--- start ---

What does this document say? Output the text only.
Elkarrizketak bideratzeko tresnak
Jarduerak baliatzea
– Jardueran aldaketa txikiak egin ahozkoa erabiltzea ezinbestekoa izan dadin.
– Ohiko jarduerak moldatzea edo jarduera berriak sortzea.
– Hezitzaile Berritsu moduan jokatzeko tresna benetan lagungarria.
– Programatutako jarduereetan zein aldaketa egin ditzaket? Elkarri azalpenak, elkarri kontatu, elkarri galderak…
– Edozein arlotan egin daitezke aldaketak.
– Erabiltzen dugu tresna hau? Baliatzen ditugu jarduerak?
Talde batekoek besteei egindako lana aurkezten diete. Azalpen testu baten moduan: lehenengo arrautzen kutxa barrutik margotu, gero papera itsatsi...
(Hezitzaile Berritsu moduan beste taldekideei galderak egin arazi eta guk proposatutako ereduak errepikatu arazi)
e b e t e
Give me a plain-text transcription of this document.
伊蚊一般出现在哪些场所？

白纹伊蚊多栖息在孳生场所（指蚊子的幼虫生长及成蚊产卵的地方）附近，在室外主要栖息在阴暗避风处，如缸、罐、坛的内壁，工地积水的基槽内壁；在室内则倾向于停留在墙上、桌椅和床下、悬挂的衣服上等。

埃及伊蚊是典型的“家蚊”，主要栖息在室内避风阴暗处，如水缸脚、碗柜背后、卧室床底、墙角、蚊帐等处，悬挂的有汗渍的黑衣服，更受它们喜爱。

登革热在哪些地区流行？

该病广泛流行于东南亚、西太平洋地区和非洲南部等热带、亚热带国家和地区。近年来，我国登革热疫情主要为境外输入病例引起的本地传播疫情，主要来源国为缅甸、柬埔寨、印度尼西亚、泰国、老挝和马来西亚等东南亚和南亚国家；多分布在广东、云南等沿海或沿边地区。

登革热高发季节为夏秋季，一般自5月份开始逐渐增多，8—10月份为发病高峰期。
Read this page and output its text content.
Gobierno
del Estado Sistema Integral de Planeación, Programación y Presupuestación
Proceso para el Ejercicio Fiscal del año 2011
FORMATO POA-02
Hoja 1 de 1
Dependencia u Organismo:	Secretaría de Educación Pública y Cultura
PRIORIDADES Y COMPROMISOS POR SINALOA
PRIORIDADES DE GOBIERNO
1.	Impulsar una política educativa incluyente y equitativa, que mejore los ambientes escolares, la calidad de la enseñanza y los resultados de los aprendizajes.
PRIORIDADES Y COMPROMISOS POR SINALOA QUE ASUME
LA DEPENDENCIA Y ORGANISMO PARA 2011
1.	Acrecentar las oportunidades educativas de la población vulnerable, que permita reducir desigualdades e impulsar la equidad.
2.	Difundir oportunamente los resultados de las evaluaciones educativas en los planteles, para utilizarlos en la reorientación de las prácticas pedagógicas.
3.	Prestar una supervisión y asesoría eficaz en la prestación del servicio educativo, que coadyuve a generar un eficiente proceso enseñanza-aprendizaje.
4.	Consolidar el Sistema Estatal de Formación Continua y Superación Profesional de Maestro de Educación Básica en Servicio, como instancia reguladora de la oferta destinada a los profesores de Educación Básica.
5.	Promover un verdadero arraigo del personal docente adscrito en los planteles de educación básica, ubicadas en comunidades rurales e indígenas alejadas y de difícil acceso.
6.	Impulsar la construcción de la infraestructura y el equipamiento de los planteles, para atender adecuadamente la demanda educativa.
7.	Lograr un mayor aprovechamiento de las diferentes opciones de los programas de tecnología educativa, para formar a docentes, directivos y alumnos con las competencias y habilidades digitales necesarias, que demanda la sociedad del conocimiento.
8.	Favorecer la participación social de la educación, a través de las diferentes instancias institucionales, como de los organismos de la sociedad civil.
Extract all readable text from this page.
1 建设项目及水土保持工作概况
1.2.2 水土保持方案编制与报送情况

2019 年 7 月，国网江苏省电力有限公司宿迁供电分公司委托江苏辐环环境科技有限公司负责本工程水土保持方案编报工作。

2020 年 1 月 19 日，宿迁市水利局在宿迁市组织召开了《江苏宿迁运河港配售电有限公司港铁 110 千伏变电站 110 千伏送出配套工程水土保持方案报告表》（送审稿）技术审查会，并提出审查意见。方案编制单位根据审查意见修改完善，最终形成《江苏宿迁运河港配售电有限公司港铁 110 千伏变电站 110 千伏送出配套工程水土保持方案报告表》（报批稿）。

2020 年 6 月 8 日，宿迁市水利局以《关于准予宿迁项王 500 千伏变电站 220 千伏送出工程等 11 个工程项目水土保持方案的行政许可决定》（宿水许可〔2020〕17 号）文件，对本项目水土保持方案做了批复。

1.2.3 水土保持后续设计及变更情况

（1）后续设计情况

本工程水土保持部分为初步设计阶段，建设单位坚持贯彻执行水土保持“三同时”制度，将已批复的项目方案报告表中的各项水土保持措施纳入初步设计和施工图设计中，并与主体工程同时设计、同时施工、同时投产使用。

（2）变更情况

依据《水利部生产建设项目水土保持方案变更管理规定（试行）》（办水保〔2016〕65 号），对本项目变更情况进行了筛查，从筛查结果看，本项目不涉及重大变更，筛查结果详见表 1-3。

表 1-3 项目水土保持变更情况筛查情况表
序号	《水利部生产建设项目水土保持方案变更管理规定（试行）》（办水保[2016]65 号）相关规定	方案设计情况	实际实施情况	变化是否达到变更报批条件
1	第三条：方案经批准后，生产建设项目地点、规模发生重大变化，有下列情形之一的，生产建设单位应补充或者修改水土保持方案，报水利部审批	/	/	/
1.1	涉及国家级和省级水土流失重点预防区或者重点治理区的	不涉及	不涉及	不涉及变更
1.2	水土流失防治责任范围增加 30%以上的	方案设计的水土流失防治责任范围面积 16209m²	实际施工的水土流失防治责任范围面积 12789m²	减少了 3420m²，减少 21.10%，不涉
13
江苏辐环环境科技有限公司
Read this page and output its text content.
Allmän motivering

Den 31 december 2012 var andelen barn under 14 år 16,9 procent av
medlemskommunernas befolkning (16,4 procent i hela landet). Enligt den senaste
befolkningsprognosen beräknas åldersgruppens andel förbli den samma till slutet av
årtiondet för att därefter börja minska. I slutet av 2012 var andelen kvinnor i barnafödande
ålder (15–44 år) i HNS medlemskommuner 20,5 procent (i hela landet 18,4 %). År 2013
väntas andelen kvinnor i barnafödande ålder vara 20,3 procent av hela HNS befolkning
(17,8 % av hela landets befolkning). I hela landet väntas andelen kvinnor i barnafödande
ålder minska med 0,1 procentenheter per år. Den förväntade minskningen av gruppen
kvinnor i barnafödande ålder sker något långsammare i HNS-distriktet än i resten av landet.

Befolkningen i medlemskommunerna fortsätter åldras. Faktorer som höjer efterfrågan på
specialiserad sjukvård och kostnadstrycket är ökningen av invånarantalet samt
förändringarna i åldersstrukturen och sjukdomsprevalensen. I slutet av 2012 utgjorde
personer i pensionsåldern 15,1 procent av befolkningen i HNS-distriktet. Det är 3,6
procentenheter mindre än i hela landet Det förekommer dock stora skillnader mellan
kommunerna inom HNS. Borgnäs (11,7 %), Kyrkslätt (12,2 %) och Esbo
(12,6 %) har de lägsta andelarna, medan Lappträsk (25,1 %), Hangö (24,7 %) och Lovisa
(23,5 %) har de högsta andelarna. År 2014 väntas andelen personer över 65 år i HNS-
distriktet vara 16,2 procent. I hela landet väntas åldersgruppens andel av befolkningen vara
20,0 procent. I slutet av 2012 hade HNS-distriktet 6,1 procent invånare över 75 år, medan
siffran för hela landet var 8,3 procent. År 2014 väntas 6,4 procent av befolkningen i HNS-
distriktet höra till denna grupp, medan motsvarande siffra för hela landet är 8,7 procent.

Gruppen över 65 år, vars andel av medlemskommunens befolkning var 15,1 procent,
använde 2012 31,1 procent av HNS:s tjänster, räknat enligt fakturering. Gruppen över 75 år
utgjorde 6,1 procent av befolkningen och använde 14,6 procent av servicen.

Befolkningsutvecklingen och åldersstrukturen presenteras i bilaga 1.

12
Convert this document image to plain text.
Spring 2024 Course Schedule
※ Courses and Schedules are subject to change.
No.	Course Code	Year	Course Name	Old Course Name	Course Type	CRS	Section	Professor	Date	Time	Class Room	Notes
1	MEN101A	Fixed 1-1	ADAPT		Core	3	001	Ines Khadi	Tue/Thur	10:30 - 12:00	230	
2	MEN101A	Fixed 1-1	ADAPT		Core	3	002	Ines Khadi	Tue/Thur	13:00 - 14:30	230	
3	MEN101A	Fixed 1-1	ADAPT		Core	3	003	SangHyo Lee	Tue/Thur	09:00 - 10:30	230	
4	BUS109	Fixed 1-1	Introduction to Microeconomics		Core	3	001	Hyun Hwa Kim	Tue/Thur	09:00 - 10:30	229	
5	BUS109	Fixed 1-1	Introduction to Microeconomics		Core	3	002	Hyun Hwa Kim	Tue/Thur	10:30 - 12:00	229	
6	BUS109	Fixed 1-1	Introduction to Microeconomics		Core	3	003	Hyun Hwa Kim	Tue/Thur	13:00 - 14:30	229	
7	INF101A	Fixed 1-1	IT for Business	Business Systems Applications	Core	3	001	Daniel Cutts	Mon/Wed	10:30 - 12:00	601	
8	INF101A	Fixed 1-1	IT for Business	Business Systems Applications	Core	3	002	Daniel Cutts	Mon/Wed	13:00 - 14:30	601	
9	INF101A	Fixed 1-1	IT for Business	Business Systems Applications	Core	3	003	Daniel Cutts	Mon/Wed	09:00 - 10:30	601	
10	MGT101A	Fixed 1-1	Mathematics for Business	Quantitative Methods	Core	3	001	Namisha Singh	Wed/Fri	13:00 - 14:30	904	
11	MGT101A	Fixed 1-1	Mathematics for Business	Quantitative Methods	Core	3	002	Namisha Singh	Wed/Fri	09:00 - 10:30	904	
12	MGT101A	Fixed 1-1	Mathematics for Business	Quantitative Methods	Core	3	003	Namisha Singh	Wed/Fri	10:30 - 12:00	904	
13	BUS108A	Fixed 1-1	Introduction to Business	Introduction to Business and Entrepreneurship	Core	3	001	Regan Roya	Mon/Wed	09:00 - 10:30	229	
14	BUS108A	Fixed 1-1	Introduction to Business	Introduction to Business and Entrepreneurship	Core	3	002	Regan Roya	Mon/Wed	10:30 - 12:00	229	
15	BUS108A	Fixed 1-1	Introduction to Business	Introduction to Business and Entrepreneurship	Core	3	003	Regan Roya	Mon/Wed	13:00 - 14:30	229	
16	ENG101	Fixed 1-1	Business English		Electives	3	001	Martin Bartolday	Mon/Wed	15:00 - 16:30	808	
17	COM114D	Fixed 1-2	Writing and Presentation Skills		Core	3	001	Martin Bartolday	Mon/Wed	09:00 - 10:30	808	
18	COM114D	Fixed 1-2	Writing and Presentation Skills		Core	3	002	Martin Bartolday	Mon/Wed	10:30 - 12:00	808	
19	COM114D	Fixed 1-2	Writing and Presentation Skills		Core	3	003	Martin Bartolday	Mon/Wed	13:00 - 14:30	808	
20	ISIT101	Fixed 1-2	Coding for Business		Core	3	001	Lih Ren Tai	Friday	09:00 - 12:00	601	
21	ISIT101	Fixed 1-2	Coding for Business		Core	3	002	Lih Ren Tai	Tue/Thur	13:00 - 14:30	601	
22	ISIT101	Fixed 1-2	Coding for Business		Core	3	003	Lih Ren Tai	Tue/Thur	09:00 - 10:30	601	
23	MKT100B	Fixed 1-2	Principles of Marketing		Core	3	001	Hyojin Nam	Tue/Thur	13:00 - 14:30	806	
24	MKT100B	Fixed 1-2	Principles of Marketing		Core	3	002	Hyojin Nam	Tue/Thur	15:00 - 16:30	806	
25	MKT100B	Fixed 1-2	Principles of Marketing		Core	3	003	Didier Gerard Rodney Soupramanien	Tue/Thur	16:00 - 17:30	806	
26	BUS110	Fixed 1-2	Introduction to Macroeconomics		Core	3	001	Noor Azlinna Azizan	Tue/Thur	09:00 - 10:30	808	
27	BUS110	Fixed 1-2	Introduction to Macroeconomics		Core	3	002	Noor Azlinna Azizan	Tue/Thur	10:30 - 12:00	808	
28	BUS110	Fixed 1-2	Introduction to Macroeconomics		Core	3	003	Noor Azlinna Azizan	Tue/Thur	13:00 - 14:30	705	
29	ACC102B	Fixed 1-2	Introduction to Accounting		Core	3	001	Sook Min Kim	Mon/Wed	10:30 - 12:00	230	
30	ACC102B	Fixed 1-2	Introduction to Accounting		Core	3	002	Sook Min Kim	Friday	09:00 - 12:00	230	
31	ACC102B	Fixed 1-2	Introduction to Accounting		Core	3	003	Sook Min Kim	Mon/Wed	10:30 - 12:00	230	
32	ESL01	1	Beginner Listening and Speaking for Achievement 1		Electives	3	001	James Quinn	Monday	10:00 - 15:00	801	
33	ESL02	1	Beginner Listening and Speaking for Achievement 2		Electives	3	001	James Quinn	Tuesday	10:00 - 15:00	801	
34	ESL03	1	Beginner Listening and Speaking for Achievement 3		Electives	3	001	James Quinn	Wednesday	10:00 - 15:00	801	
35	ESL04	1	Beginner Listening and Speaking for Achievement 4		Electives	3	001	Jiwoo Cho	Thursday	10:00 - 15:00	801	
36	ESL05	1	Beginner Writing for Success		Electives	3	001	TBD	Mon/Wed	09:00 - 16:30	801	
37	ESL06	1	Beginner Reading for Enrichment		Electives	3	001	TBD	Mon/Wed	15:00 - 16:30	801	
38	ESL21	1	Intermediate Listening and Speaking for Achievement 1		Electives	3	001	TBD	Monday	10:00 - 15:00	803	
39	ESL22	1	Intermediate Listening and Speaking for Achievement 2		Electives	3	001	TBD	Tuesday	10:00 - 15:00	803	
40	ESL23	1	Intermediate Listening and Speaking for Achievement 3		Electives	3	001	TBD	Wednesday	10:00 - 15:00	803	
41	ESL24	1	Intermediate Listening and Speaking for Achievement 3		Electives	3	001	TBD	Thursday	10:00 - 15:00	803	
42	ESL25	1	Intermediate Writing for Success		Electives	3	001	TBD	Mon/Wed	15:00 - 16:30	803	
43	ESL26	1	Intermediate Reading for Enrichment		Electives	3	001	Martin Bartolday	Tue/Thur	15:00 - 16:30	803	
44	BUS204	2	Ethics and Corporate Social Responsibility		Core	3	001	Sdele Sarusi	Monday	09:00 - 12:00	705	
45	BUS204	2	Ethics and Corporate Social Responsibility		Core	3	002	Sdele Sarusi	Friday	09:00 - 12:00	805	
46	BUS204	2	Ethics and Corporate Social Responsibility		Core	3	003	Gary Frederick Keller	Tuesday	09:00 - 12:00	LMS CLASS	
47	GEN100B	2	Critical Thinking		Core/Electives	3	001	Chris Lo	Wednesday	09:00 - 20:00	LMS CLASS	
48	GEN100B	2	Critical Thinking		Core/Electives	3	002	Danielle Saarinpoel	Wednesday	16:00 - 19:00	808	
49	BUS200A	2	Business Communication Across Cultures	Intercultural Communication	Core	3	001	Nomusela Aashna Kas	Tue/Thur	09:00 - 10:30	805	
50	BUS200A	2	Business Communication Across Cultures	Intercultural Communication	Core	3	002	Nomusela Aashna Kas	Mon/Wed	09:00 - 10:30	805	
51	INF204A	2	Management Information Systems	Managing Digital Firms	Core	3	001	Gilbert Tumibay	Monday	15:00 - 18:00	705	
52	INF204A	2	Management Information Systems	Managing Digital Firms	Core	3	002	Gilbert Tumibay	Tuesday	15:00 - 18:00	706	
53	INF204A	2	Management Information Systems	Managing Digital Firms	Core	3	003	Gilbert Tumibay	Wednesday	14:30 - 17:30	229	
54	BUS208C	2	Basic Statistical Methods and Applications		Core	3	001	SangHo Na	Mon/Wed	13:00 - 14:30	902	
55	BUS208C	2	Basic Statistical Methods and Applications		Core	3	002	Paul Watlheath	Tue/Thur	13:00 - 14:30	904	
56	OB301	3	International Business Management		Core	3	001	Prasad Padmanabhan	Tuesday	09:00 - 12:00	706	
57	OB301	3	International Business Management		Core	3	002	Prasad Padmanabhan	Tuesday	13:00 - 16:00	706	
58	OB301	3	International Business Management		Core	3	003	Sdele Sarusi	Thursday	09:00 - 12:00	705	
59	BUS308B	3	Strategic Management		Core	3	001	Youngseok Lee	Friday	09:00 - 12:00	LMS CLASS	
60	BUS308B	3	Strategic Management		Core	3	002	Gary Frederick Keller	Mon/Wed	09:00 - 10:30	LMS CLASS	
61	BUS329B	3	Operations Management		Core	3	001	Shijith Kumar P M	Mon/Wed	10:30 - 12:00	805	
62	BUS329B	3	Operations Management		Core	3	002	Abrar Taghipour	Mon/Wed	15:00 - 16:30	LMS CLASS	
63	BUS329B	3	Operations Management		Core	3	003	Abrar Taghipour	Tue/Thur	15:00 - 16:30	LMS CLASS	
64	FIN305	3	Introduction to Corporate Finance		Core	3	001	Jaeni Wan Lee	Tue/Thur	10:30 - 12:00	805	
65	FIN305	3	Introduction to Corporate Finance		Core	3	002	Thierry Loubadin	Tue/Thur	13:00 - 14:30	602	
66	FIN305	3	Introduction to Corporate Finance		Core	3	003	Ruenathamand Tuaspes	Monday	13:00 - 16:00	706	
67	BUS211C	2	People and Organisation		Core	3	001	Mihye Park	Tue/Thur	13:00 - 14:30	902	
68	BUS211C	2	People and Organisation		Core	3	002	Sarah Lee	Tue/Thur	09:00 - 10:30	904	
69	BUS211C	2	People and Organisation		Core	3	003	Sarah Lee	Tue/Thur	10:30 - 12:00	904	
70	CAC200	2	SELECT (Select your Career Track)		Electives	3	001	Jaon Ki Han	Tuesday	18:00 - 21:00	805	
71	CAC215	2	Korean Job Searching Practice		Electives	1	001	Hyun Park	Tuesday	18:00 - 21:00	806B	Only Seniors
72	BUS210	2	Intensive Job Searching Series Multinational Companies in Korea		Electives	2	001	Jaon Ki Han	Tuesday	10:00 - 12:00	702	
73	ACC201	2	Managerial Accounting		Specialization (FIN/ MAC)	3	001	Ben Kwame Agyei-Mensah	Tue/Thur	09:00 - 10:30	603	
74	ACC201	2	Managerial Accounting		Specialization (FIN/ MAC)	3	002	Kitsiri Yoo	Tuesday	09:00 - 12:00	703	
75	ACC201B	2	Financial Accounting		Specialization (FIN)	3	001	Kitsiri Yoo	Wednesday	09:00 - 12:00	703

--- end ---

**The exercise**
Find and copy each line above that includes the string "Thinking".

**Exercise response**
47	GEN100B	2	Critical Thinking		Core/Electives	3	001	Chris Lo	Wednesday	09:00 - 20:00	LMS CLASS	
48	GEN100B	2	Critical Thinking		Core/Electives	3	002	Danielle Saarinpoel	Wednesday	16:00 - 19:00	808	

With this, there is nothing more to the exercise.